Requirements: Check every line below for the word "this" and copy the ones that have it.

[Start]

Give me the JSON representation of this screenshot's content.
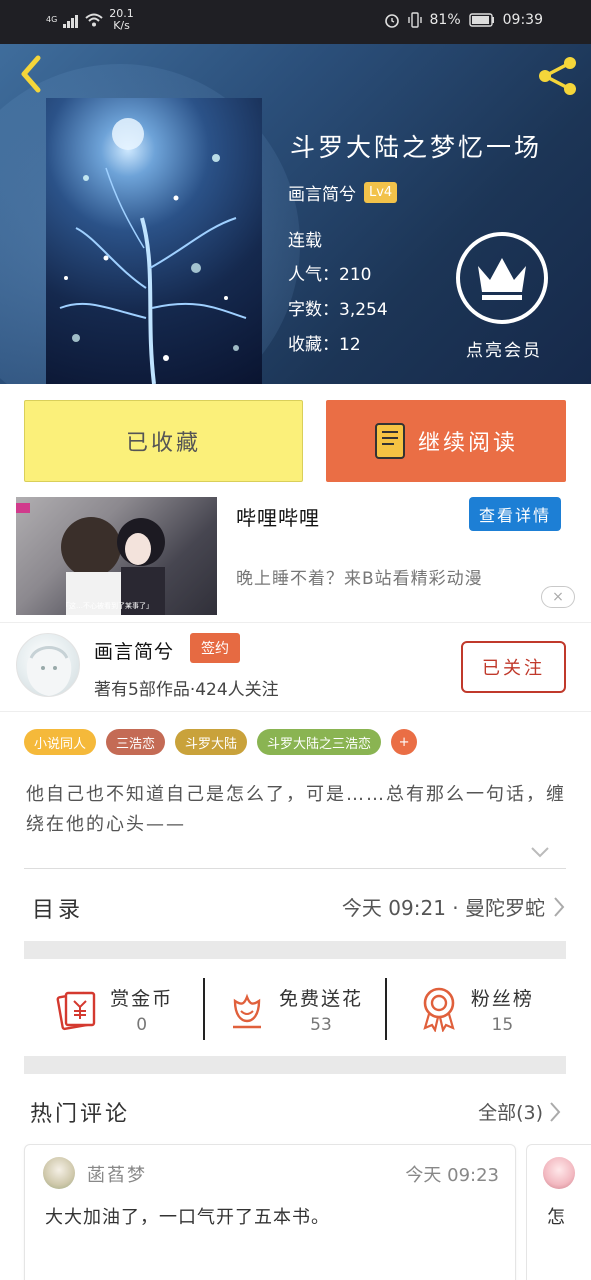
{
  "status_bar": {
    "network": "4G",
    "speed": "20.1",
    "speed_unit": "K/s",
    "battery": "81%",
    "time": "09:39"
  },
  "book": {
    "title": "斗罗大陆之梦忆一场",
    "author": "画言简兮",
    "level": "Lv4",
    "status": "连载",
    "popularity": "人气：210",
    "word_count": "字数：3,254",
    "favorites": "收藏：12"
  },
  "vip": {
    "label": "点亮会员"
  },
  "actions": {
    "favorited_label": "已收藏",
    "continue_label": "继续阅读"
  },
  "ad": {
    "title": "哔哩哔哩",
    "detail_label": "查看详情",
    "description": "晚上睡不着？来B站看精彩动漫",
    "close_icon": "×",
    "image_caption": "「这…不心被看到了某事了」"
  },
  "author_card": {
    "name": "画言简兮",
    "sign_badge": "签约",
    "stats": "著有5部作品·424人关注",
    "follow_label": "已关注"
  },
  "tags": [
    {
      "label": "小说同人",
      "color": "#f5b93a"
    },
    {
      "label": "三浩恋",
      "color": "#c46b55"
    },
    {
      "label": "斗罗大陆",
      "color": "#c9a23b"
    },
    {
      "label": "斗罗大陆之三浩恋",
      "color": "#8ab452"
    },
    {
      "label": "+",
      "color": "#ea6e45"
    }
  ],
  "intro": "他自己也不知道自己是怎么了，可是……总有那么一句话，缠绕在他的心头——",
  "toc": {
    "title": "目录",
    "latest": "今天 09:21 · 曼陀罗蛇"
  },
  "stats": {
    "reward": {
      "label": "赏金币",
      "value": "0"
    },
    "flower": {
      "label": "免费送花",
      "value": "53"
    },
    "fans": {
      "label": "粉丝榜",
      "value": "15"
    }
  },
  "comments": {
    "title": "热门评论",
    "all_label": "全部(3)",
    "items": [
      {
        "user": "菡萏梦",
        "time": "今天 09:23",
        "text": "大大加油了，一口气开了五本书。"
      },
      {
        "user": "",
        "time": "",
        "text": "怎"
      }
    ]
  },
  "colors": {
    "accent_orange": "#ea6e45",
    "fav_yellow": "#fbf07a",
    "link_blue": "#1d7fd5",
    "follow_red": "#c0392b"
  }
}
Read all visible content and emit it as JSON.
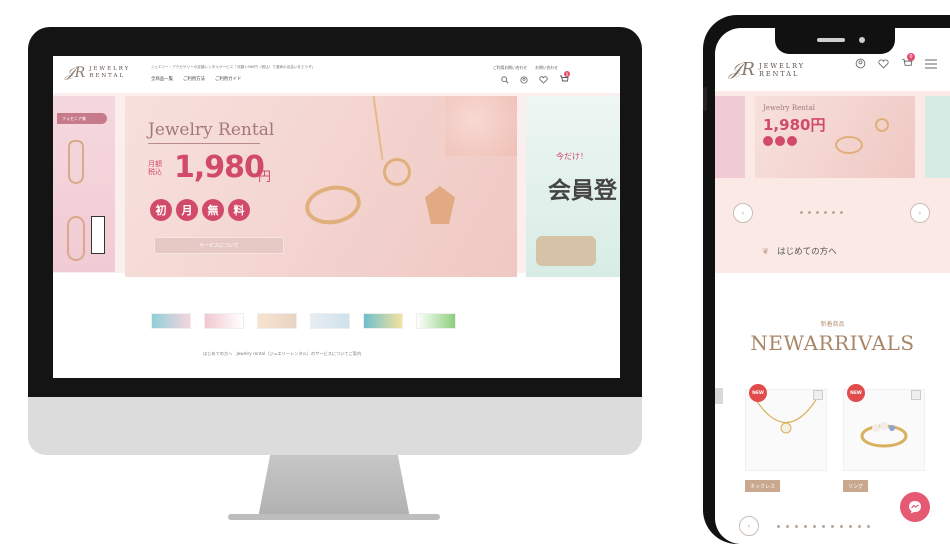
{
  "desktop": {
    "logo": {
      "mark": "𝒥𝑅",
      "line1": "JEWELRY",
      "line2": "RENTAL"
    },
    "tagline": "ジュエリー・アクセサリーの定額レンタルサービス「月額1,980円（税込）で運命の出会いをどうぞ」",
    "nav": [
      "全商品一覧",
      "ご利用方法",
      "ご利用ガイド"
    ],
    "links": [
      "ご利用お問い合わせ",
      "お問い合わせ"
    ],
    "cart_count": "0",
    "hero": {
      "side_tag": "フォセニア集",
      "title": "Jewelry Rental",
      "price_label_line1": "月額",
      "price_label_line2": "税込",
      "price": "1,980",
      "yen": "円",
      "circles": [
        "初",
        "月",
        "無",
        "料"
      ],
      "button": "サービスについて",
      "right_small": "今だけ！",
      "right_big": "会員登"
    },
    "info": "はじめての方へ　Jewelry rental（ジュエリーレンタル）のサービスについてご案内"
  },
  "mobile": {
    "logo": {
      "mark": "𝒥𝑅",
      "line1": "JEWELRY",
      "line2": "RENTAL"
    },
    "cart_count": "0",
    "hero": {
      "title": "Jewelry Rental",
      "price": "1,980円"
    },
    "first_time": "はじめての方へ",
    "new_sub": "新着商品",
    "new_title": "NEWARRIVALS",
    "badges": [
      "NEW",
      "NEW"
    ],
    "categories": [
      "ネックレス",
      "リング"
    ]
  },
  "colors": {
    "accent": "#d24a69",
    "brand": "#a88668",
    "bezel": "#141414"
  }
}
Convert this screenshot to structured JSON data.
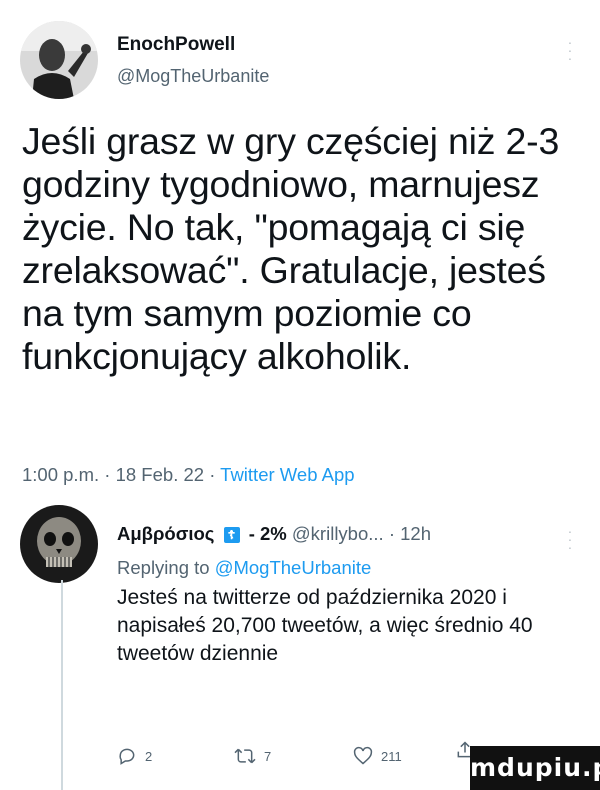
{
  "tweet": {
    "author_name": "EnochPowell",
    "author_handle": "@MogTheUrbanite",
    "text": "Jeśli grasz w gry częściej niż 2-3 godziny tygodniowo, marnujesz życie. No tak, \"pomagają ci się zrelaksować\". Gratulacje, jesteś na tym samym poziomie co funkcjonujący alkoholik.",
    "time": "1:00 p.m.",
    "date": "18 Feb. 22",
    "via": "Twitter Web App",
    "separator": "·"
  },
  "reply": {
    "author_name": "Αμβρόσιος",
    "cross_icon": "☦",
    "percent": "- 2%",
    "author_handle": "@krillybo...",
    "age": "12h",
    "separator": "·",
    "replying_prefix": "Replying to",
    "replying_to": "@MogTheUrbanite",
    "text": "Jesteś na twitterze od października 2020 i napisałeś 20,700 tweetów, a więc średnio 40 tweetów dziennie",
    "actions": {
      "replies": "2",
      "retweets": "7",
      "likes": "211"
    }
  },
  "watermark": "mdupiu.pl",
  "icons": [
    "avatar-photo",
    "menu-dots-icon",
    "reply-icon",
    "retweet-icon",
    "like-icon",
    "share-icon"
  ],
  "colors": {
    "text": "#0f1419",
    "secondary": "#536471",
    "link": "#1d9bf0"
  }
}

[End]

Exercise result:
Give me the JSON representation of this screenshot's content.
Convert this screenshot to structured JSON data.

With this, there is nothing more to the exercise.